### Directions for this task
Copy out every record precisely.

### Record extracts
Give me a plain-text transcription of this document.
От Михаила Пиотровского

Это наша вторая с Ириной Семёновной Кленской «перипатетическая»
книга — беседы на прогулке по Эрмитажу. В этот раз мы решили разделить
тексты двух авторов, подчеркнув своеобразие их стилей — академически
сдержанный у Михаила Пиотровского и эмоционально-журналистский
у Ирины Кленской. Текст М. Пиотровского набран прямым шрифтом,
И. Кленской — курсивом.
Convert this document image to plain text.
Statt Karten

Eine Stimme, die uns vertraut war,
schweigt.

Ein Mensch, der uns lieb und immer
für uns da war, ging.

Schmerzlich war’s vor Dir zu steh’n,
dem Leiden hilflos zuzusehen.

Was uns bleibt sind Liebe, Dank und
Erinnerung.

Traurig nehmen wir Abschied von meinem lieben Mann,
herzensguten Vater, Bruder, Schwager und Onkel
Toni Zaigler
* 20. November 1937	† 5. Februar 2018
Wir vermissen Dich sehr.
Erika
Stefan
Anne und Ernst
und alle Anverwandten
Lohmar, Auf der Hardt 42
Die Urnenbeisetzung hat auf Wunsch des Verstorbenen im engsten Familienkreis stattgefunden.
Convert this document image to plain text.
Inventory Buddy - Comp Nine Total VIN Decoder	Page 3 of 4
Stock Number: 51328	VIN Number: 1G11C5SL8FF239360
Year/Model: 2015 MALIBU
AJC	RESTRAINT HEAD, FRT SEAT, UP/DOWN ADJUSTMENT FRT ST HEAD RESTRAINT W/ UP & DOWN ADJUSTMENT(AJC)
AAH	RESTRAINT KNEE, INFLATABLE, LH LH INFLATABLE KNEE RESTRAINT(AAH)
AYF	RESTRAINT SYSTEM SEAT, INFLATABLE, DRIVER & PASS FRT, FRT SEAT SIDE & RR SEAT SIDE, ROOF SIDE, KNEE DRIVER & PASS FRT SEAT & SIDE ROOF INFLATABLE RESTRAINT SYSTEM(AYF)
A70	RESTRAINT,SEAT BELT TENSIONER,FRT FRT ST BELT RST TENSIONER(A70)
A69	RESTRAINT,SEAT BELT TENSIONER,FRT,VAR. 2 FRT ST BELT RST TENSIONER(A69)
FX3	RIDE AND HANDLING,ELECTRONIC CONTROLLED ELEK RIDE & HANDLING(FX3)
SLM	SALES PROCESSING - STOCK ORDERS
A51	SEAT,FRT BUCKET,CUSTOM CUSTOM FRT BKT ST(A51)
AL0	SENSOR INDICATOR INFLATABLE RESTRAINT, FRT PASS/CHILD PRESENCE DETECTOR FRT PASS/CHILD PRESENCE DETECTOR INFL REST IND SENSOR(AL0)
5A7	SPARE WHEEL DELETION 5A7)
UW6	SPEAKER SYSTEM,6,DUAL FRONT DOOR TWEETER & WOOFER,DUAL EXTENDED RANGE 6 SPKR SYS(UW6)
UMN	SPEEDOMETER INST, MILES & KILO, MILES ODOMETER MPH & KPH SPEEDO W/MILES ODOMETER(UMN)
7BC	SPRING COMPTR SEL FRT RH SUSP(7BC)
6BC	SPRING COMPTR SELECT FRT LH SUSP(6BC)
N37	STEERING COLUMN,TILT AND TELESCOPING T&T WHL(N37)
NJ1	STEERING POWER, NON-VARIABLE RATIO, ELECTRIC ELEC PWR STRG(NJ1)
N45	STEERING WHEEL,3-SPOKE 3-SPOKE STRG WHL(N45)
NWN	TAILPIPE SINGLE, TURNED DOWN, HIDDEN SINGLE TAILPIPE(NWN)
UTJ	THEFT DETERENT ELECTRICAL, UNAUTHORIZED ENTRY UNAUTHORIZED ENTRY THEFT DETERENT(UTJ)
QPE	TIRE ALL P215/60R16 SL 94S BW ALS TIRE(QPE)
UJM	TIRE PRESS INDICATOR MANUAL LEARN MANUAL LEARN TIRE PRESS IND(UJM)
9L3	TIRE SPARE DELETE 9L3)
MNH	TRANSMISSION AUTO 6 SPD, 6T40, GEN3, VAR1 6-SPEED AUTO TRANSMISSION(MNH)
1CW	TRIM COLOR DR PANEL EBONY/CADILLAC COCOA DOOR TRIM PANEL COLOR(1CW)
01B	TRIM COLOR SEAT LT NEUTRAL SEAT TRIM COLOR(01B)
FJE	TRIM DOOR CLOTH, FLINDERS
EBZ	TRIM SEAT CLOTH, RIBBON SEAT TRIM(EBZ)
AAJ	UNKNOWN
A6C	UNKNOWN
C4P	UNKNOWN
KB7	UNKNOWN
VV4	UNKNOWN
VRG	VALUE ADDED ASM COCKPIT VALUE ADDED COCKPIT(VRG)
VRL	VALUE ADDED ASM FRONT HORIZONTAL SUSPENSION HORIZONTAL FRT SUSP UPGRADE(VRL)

### Answer to the problem
Give me a plain-text transcription of this document.
От Михаила Пиотровского

Это наша вторая с Ириной Семёновной Кленской «перипатетическая»
книга — беседы на прогулке по Эрмитажу. В этот раз мы решили разделить
тексты двух авторов, подчеркнув своеобразие их стилей — академически
сдержанный у Михаила Пиотровского и эмоционально-журналистский
у Ирины Кленской. Текст М. Пиотровского набран прямым шрифтом,
И. Кленской — курсивом.
Convert this document image to plain text.
Statt Karten

Eine Stimme, die uns vertraut war,
schweigt.

Ein Mensch, der uns lieb und immer
für uns da war, ging.

Schmerzlich war’s vor Dir zu steh’n,
dem Leiden hilflos zuzusehen.

Was uns bleibt sind Liebe, Dank und
Erinnerung.

Traurig nehmen wir Abschied von meinem lieben Mann,
herzensguten Vater, Bruder, Schwager und Onkel
Toni Zaigler
* 20. November 1937	† 5. Februar 2018
Wir vermissen Dich sehr.
Erika
Stefan
Anne und Ernst
und alle Anverwandten
Lohmar, Auf der Hardt 42
Die Urnenbeisetzung hat auf Wunsch des Verstorbenen im engsten Familienkreis stattgefunden.
Convert this document image to plain text.
Inventory Buddy - Comp Nine Total VIN Decoder	Page 3 of 4
Stock Number: 51328	VIN Number: 1G11C5SL8FF239360
Year/Model: 2015 MALIBU
AJC	RESTRAINT HEAD, FRT SEAT, UP/DOWN ADJUSTMENT FRT ST HEAD RESTRAINT W/ UP & DOWN ADJUSTMENT(AJC)
AAH	RESTRAINT KNEE, INFLATABLE, LH LH INFLATABLE KNEE RESTRAINT(AAH)
AYF	RESTRAINT SYSTEM SEAT, INFLATABLE, DRIVER & PASS FRT, FRT SEAT SIDE & RR SEAT SIDE, ROOF SIDE, KNEE DRIVER & PASS FRT SEAT & SIDE ROOF INFLATABLE RESTRAINT SYSTEM(AYF)
A70	RESTRAINT,SEAT BELT TENSIONER,FRT FRT ST BELT RST TENSIONER(A70)
A69	RESTRAINT,SEAT BELT TENSIONER,FRT,VAR. 2 FRT ST BELT RST TENSIONER(A69)
FX3	RIDE AND HANDLING,ELECTRONIC CONTROLLED ELEK RIDE & HANDLING(FX3)
SLM	SALES PROCESSING - STOCK ORDERS
A51	SEAT,FRT BUCKET,CUSTOM CUSTOM FRT BKT ST(A51)
AL0	SENSOR INDICATOR INFLATABLE RESTRAINT, FRT PASS/CHILD PRESENCE DETECTOR FRT PASS/CHILD PRESENCE DETECTOR INFL REST IND SENSOR(AL0)
5A7	SPARE WHEEL DELETION 5A7)
UW6	SPEAKER SYSTEM,6,DUAL FRONT DOOR TWEETER & WOOFER,DUAL EXTENDED RANGE 6 SPKR SYS(UW6)
UMN	SPEEDOMETER INST, MILES & KILO, MILES ODOMETER MPH & KPH SPEEDO W/MILES ODOMETER(UMN)
7BC	SPRING COMPTR SEL FRT RH SUSP(7BC)
6BC	SPRING COMPTR SELECT FRT LH SUSP(6BC)
N37	STEERING COLUMN,TILT AND TELESCOPING T&T WHL(N37)
NJ1	STEERING POWER, NON-VARIABLE RATIO, ELECTRIC ELEC PWR STRG(NJ1)
N45	STEERING WHEEL,3-SPOKE 3-SPOKE STRG WHL(N45)
NWN	TAILPIPE SINGLE, TURNED DOWN, HIDDEN SINGLE TAILPIPE(NWN)
UTJ	THEFT DETERENT ELECTRICAL, UNAUTHORIZED ENTRY UNAUTHORIZED ENTRY THEFT DETERENT(UTJ)
QPE	TIRE ALL P215/60R16 SL 94S BW ALS TIRE(QPE)
UJM	TIRE PRESS INDICATOR MANUAL LEARN MANUAL LEARN TIRE PRESS IND(UJM)
9L3	TIRE SPARE DELETE 9L3)
MNH	TRANSMISSION AUTO 6 SPD, 6T40, GEN3, VAR1 6-SPEED AUTO TRANSMISSION(MNH)
1CW	TRIM COLOR DR PANEL EBONY/CADILLAC COCOA DOOR TRIM PANEL COLOR(1CW)
01B	TRIM COLOR SEAT LT NEUTRAL SEAT TRIM COLOR(01B)
FJE	TRIM DOOR CLOTH, FLINDERS
EBZ	TRIM SEAT CLOTH, RIBBON SEAT TRIM(EBZ)
AAJ	UNKNOWN
A6C	UNKNOWN
C4P	UNKNOWN
KB7	UNKNOWN
VV4	UNKNOWN
VRG	VALUE ADDED ASM COCKPIT VALUE ADDED COCKPIT(VRG)
VRL	VALUE ADDED ASM FRONT HORIZONTAL SUSPENSION HORIZONTAL FRT SUSP UPGRADE(VRL)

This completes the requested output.